* Short task
Sort through the entries below and pull out lines containing the word "denn".

(Dataset excerpt)
+ + + + + + +
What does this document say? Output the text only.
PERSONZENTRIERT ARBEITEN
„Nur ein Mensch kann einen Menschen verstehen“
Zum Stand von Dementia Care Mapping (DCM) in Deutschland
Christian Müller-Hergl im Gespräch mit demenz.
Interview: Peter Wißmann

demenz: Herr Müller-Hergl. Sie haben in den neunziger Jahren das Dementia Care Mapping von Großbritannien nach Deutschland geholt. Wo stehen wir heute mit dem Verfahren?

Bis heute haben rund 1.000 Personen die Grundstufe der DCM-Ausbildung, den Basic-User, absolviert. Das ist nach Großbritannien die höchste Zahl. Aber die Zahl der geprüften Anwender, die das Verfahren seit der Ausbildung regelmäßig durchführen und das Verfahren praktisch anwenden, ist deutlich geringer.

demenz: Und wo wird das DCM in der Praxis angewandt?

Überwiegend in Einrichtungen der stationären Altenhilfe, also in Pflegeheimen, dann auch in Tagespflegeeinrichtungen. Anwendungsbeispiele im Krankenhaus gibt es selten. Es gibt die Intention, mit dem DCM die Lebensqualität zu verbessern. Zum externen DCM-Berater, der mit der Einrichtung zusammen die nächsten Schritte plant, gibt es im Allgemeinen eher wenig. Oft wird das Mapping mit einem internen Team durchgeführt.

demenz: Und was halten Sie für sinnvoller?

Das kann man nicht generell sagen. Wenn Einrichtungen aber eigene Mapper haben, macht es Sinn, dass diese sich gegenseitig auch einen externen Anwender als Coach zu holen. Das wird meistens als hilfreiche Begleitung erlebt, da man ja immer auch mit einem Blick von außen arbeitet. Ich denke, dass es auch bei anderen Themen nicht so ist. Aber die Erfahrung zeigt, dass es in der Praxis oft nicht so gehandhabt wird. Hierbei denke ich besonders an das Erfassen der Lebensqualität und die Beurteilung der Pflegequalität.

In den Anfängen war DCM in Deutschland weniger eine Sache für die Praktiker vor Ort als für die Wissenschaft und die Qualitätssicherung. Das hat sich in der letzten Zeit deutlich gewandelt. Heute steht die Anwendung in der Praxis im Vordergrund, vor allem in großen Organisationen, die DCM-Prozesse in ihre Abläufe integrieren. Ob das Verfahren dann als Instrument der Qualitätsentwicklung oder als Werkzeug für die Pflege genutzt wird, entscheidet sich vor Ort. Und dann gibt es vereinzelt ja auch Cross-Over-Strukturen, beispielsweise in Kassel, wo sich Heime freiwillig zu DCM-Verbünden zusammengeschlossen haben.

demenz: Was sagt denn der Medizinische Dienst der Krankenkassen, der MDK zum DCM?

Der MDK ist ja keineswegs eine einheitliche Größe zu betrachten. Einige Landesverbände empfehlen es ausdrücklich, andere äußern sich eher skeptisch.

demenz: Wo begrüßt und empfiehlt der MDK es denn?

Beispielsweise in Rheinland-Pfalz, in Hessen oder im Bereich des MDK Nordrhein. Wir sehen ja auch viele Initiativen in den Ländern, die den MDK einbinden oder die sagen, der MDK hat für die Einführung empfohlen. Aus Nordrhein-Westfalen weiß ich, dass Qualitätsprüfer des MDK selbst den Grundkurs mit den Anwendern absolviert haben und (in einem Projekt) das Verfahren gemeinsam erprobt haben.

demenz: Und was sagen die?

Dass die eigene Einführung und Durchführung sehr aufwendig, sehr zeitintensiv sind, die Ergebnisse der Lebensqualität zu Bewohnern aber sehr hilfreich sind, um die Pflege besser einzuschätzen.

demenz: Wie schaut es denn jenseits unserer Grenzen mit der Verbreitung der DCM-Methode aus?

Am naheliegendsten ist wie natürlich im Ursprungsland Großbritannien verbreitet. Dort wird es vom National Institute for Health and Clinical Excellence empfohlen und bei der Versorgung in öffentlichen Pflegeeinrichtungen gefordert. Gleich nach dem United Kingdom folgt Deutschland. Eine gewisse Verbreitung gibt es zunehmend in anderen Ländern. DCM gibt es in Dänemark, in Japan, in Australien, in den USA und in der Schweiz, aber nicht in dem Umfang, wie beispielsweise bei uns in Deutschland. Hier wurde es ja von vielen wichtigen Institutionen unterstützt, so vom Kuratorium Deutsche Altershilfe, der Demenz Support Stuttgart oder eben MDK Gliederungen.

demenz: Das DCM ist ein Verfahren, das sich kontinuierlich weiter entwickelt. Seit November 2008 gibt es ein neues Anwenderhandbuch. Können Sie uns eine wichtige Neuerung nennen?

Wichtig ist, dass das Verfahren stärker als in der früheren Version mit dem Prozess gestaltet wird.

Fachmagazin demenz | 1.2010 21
+ + + + + + +
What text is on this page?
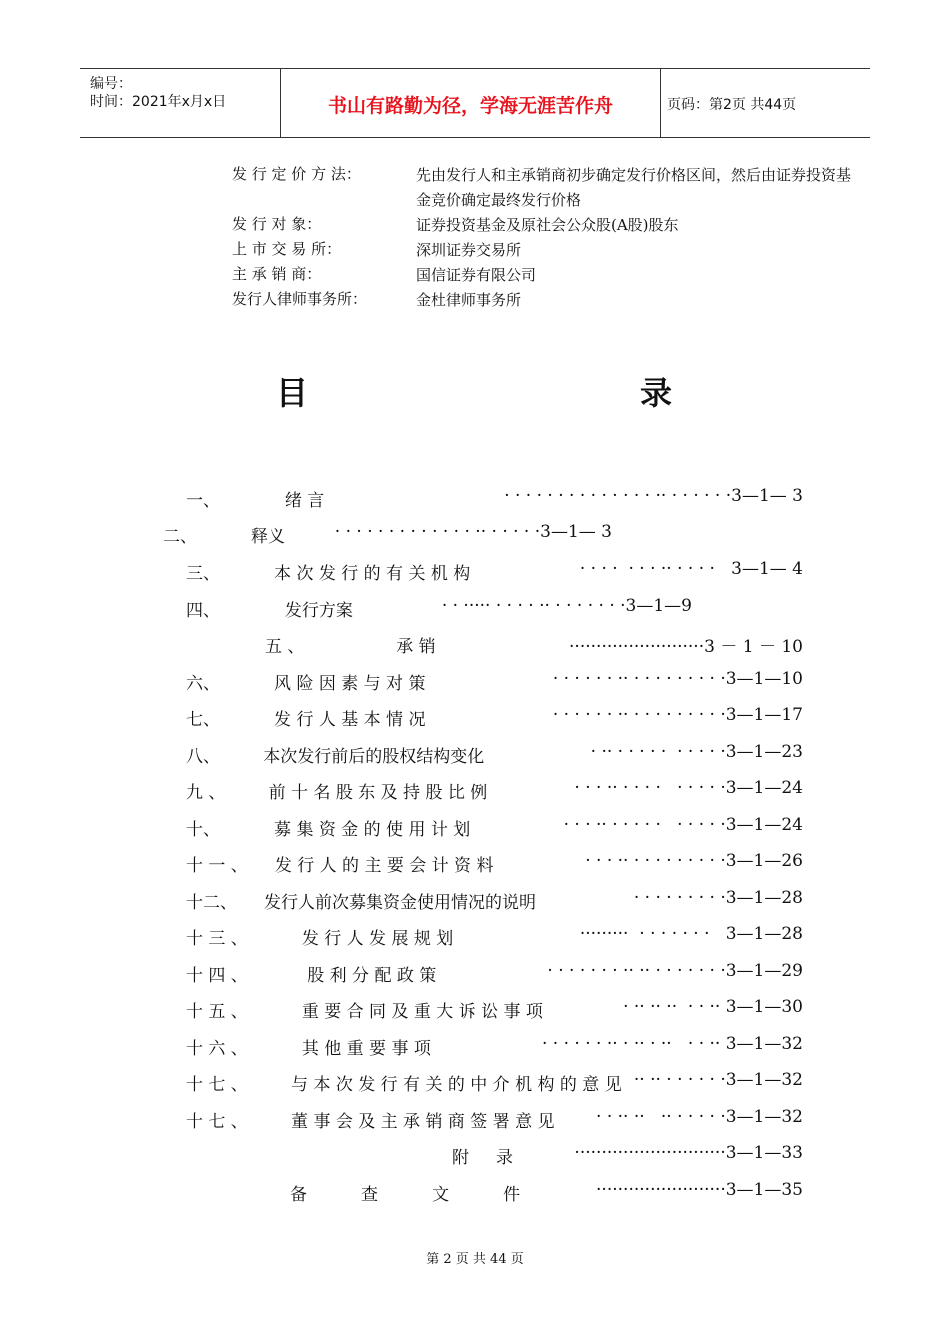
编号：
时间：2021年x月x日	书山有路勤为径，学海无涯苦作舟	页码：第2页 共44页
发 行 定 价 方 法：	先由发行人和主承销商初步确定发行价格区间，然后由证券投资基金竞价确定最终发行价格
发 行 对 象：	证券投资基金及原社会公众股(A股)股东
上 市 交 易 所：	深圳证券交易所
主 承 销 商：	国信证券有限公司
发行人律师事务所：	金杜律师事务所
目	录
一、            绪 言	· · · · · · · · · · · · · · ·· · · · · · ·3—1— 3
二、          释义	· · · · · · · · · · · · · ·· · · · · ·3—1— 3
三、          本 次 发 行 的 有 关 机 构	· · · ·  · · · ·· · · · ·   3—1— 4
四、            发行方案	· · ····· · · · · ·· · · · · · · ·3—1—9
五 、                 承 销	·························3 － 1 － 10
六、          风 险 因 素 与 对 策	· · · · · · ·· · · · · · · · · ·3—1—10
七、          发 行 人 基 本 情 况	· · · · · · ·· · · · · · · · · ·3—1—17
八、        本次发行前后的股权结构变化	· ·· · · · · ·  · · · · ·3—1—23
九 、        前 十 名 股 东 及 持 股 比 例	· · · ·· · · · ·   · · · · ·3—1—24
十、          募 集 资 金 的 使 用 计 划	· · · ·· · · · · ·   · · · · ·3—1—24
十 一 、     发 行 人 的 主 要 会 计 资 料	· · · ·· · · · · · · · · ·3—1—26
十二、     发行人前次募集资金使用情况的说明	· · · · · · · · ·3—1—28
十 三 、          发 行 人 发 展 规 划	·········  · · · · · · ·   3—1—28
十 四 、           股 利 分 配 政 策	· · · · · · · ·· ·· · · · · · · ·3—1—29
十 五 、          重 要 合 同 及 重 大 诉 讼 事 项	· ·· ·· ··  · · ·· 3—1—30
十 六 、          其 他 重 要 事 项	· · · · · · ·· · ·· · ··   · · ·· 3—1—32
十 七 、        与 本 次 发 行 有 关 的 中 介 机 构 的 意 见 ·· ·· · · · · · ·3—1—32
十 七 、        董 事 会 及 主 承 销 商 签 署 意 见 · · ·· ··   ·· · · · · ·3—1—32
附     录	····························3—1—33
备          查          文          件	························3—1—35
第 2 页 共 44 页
+ + + + + + +
* Correct result
demenz: Was sagt denn der Medizinische Dienst der Krankenkassen, der MDK zum DCM?
demenz: Wo begrüßt und empfiehlt der MDK es denn?
demenz: Wie schaut es denn jenseits unserer Grenzen mit der Verbreitung der DCM-Methode aus?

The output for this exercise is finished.